Problem to solve -
Reproduce each of the lines word for word.

Records to use -

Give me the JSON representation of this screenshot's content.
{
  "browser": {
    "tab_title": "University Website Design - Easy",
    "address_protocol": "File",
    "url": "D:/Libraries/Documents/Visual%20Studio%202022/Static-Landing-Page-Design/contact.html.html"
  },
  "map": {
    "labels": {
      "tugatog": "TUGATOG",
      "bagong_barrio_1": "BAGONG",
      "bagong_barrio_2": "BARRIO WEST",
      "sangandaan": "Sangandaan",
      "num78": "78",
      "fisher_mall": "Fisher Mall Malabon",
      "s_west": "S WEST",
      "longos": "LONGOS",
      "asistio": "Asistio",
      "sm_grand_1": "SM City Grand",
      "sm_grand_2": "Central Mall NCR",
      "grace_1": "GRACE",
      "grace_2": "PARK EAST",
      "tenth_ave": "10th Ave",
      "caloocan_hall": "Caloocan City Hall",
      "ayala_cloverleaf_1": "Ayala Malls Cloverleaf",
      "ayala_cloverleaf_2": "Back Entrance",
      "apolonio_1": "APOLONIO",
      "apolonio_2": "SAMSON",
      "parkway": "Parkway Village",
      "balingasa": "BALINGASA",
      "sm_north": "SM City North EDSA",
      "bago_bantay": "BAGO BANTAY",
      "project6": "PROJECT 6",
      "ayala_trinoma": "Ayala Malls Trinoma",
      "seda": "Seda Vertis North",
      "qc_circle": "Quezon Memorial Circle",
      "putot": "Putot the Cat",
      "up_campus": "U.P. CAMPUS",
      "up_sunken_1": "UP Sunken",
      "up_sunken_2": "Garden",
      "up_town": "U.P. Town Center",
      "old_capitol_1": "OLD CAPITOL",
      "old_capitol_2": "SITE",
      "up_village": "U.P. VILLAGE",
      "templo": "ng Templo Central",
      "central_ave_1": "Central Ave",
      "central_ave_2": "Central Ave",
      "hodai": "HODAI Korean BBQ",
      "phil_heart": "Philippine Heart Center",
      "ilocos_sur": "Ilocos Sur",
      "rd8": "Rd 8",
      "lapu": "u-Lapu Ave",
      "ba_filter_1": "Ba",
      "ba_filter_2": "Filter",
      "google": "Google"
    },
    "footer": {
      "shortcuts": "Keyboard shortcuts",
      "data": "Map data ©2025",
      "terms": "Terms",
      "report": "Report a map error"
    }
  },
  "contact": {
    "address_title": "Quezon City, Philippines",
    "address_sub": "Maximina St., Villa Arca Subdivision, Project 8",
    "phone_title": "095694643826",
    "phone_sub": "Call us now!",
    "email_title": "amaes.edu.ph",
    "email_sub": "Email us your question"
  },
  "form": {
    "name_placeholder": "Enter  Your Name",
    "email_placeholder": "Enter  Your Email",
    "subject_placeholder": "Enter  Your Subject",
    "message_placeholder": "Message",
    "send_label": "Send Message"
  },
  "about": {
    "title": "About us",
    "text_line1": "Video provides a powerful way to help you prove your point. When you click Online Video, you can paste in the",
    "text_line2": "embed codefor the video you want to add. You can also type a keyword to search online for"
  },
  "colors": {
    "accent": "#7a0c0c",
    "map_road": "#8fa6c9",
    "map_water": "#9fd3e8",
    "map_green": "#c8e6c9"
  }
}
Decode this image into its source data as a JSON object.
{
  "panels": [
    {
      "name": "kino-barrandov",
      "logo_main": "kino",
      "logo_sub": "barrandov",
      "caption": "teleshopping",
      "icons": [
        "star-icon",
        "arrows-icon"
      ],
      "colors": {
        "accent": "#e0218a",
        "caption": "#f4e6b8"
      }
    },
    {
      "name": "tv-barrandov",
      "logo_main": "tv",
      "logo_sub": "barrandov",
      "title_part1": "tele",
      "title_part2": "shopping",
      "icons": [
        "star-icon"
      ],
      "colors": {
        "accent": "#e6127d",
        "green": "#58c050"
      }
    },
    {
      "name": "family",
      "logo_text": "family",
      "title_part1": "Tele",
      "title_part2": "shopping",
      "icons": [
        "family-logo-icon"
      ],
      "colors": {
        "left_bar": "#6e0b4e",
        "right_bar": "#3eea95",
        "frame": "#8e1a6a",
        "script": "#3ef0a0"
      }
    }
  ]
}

Response to the exercise -
Give me the JSON representation of this screenshot's content.
{
  "browser": {
    "tab_title": "University Website Design - Easy",
    "address_protocol": "File",
    "url": "D:/Libraries/Documents/Visual%20Studio%202022/Static-Landing-Page-Design/contact.html.html"
  },
  "map": {
    "labels": {
      "tugatog": "TUGATOG",
      "bagong_barrio_1": "BAGONG",
      "bagong_barrio_2": "BARRIO WEST",
      "sangandaan": "Sangandaan",
      "num78": "78",
      "fisher_mall": "Fisher Mall Malabon",
      "s_west": "S WEST",
      "longos": "LONGOS",
      "asistio": "Asistio",
      "sm_grand_1": "SM City Grand",
      "sm_grand_2": "Central Mall NCR",
      "grace_1": "GRACE",
      "grace_2": "PARK EAST",
      "tenth_ave": "10th Ave",
      "caloocan_hall": "Caloocan City Hall",
      "ayala_cloverleaf_1": "Ayala Malls Cloverleaf",
      "ayala_cloverleaf_2": "Back Entrance",
      "apolonio_1": "APOLONIO",
      "apolonio_2": "SAMSON",
      "parkway": "Parkway Village",
      "balingasa": "BALINGASA",
      "sm_north": "SM City North EDSA",
      "bago_bantay": "BAGO BANTAY",
      "project6": "PROJECT 6",
      "ayala_trinoma": "Ayala Malls Trinoma",
      "seda": "Seda Vertis North",
      "qc_circle": "Quezon Memorial Circle",
      "putot": "Putot the Cat",
      "up_campus": "U.P. CAMPUS",
      "up_sunken_1": "UP Sunken",
      "up_sunken_2": "Garden",
      "up_town": "U.P. Town Center",
      "old_capitol_1": "OLD CAPITOL",
      "old_capitol_2": "SITE",
      "up_village": "U.P. VILLAGE",
      "templo": "ng Templo Central",
      "central_ave_1": "Central Ave",
      "central_ave_2": "Central Ave",
      "hodai": "HODAI Korean BBQ",
      "phil_heart": "Philippine Heart Center",
      "ilocos_sur": "Ilocos Sur",
      "rd8": "Rd 8",
      "lapu": "u-Lapu Ave",
      "ba_filter_1": "Ba",
      "ba_filter_2": "Filter",
      "google": "Google"
    },
    "footer": {
      "shortcuts": "Keyboard shortcuts",
      "data": "Map data ©2025",
      "terms": "Terms",
      "report": "Report a map error"
    }
  },
  "contact": {
    "address_title": "Quezon City, Philippines",
    "address_sub": "Maximina St., Villa Arca Subdivision, Project 8",
    "phone_title": "095694643826",
    "phone_sub": "Call us now!",
    "email_title": "amaes.edu.ph",
    "email_sub": "Email us your question"
  },
  "form": {
    "name_placeholder": "Enter  Your Name",
    "email_placeholder": "Enter  Your Email",
    "subject_placeholder": "Enter  Your Subject",
    "message_placeholder": "Message",
    "send_label": "Send Message"
  },
  "about": {
    "title": "About us",
    "text_line1": "Video provides a powerful way to help you prove your point. When you click Online Video, you can paste in the",
    "text_line2": "embed codefor the video you want to add. You can also type a keyword to search online for"
  },
  "colors": {
    "accent": "#7a0c0c",
    "map_road": "#8fa6c9",
    "map_water": "#9fd3e8",
    "map_green": "#c8e6c9"
  }
}
Decode this image into its source data as a JSON object.
{
  "panels": [
    {
      "name": "kino-barrandov",
      "logo_main": "kino",
      "logo_sub": "barrandov",
      "caption": "teleshopping",
      "icons": [
        "star-icon",
        "arrows-icon"
      ],
      "colors": {
        "accent": "#e0218a",
        "caption": "#f4e6b8"
      }
    },
    {
      "name": "tv-barrandov",
      "logo_main": "tv",
      "logo_sub": "barrandov",
      "title_part1": "tele",
      "title_part2": "shopping",
      "icons": [
        "star-icon"
      ],
      "colors": {
        "accent": "#e6127d",
        "green": "#58c050"
      }
    },
    {
      "name": "family",
      "logo_text": "family",
      "title_part1": "Tele",
      "title_part2": "shopping",
      "icons": [
        "family-logo-icon"
      ],
      "colors": {
        "left_bar": "#6e0b4e",
        "right_bar": "#3eea95",
        "frame": "#8e1a6a",
        "script": "#3ef0a0"
      }
    }
  ]
}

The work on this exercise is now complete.